*AIM*.
Copy all the entries below exactly, but not the pictures.
--- Start GIVEN RECORDS ---
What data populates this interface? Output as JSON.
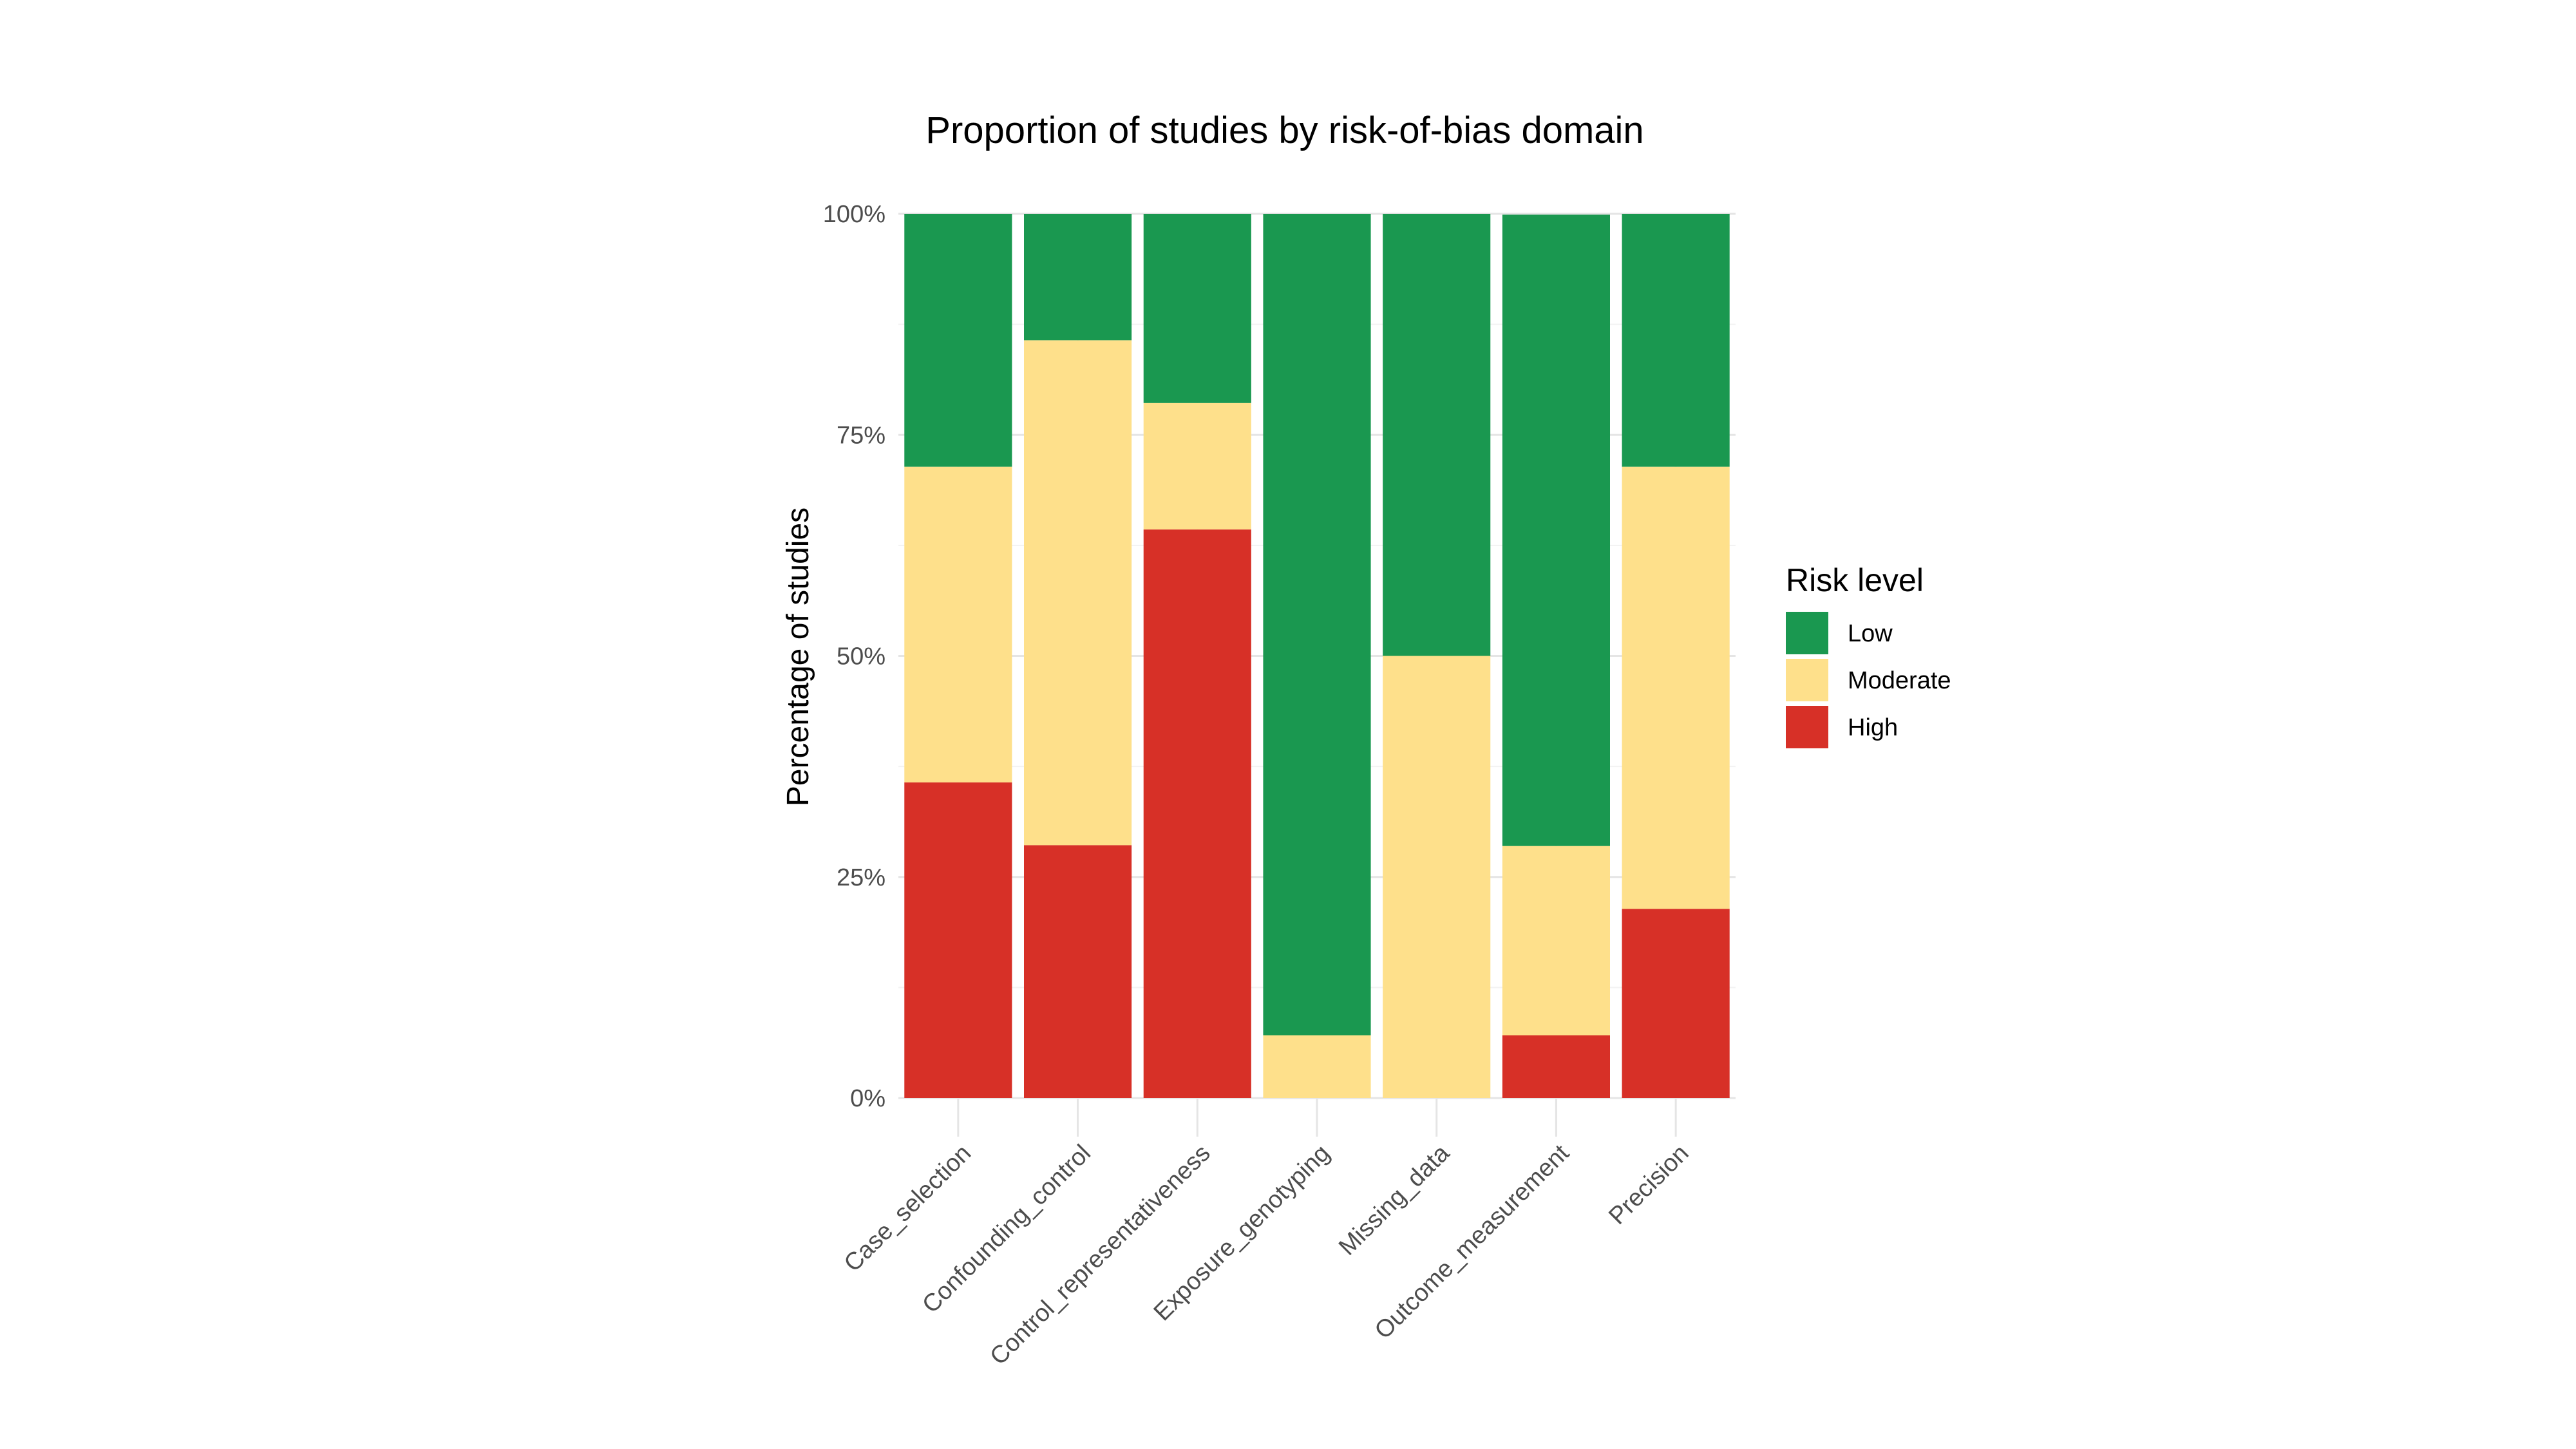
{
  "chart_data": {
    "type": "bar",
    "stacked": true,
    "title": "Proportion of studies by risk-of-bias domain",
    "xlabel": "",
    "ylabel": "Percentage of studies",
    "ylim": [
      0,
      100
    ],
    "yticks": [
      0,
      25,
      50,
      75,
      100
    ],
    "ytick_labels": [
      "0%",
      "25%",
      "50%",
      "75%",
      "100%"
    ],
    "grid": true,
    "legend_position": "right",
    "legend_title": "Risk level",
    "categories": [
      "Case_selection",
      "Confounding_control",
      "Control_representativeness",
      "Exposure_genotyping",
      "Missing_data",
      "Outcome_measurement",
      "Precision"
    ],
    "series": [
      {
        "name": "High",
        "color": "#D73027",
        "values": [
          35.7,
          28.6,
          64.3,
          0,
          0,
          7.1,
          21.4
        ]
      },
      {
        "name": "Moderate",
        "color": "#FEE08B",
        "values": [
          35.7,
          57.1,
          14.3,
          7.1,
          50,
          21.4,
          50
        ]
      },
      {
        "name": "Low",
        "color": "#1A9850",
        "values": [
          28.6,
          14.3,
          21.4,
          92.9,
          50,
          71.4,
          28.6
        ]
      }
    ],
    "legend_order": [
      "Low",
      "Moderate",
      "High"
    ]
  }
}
--- End GIVEN RECORDS ---
*CORRECT RESPONSE*.
What data populates this interface? Output as JSON.
{
  "chart_data": {
    "type": "bar",
    "stacked": true,
    "title": "Proportion of studies by risk-of-bias domain",
    "xlabel": "",
    "ylabel": "Percentage of studies",
    "ylim": [
      0,
      100
    ],
    "yticks": [
      0,
      25,
      50,
      75,
      100
    ],
    "ytick_labels": [
      "0%",
      "25%",
      "50%",
      "75%",
      "100%"
    ],
    "grid": true,
    "legend_position": "right",
    "legend_title": "Risk level",
    "categories": [
      "Case_selection",
      "Confounding_control",
      "Control_representativeness",
      "Exposure_genotyping",
      "Missing_data",
      "Outcome_measurement",
      "Precision"
    ],
    "series": [
      {
        "name": "High",
        "color": "#D73027",
        "values": [
          35.7,
          28.6,
          64.3,
          0,
          0,
          7.1,
          21.4
        ]
      },
      {
        "name": "Moderate",
        "color": "#FEE08B",
        "values": [
          35.7,
          57.1,
          14.3,
          7.1,
          50,
          21.4,
          50
        ]
      },
      {
        "name": "Low",
        "color": "#1A9850",
        "values": [
          28.6,
          14.3,
          21.4,
          92.9,
          50,
          71.4,
          28.6
        ]
      }
    ],
    "legend_order": [
      "Low",
      "Moderate",
      "High"
    ]
  }
}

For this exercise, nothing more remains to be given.